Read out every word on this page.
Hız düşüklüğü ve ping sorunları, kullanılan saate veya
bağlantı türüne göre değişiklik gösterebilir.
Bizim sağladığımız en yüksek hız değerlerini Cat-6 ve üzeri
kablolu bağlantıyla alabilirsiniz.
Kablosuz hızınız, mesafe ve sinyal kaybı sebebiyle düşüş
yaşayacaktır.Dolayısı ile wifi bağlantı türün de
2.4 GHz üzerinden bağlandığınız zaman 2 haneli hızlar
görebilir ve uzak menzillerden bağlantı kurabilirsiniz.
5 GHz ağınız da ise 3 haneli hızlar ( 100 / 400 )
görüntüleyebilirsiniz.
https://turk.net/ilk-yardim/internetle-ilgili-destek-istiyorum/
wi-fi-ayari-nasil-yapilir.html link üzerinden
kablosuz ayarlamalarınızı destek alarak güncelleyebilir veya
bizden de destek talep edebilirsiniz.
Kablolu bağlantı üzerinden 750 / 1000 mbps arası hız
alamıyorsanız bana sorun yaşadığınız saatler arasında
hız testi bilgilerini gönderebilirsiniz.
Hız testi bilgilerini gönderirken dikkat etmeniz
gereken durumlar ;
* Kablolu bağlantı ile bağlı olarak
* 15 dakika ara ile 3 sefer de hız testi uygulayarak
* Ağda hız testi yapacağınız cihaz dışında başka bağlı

•••••

The problem:
Identify every line above with the string "üzerinden" in it. Copy those lines.

Exercise response:
2.4 GHz üzerinden bağlandığınız zaman 2 haneli hızlar
wi-fi-ayari-nasil-yapilir.html link üzerinden
Kablolu bağlantı üzerinden 750 / 1000 mbps arası hız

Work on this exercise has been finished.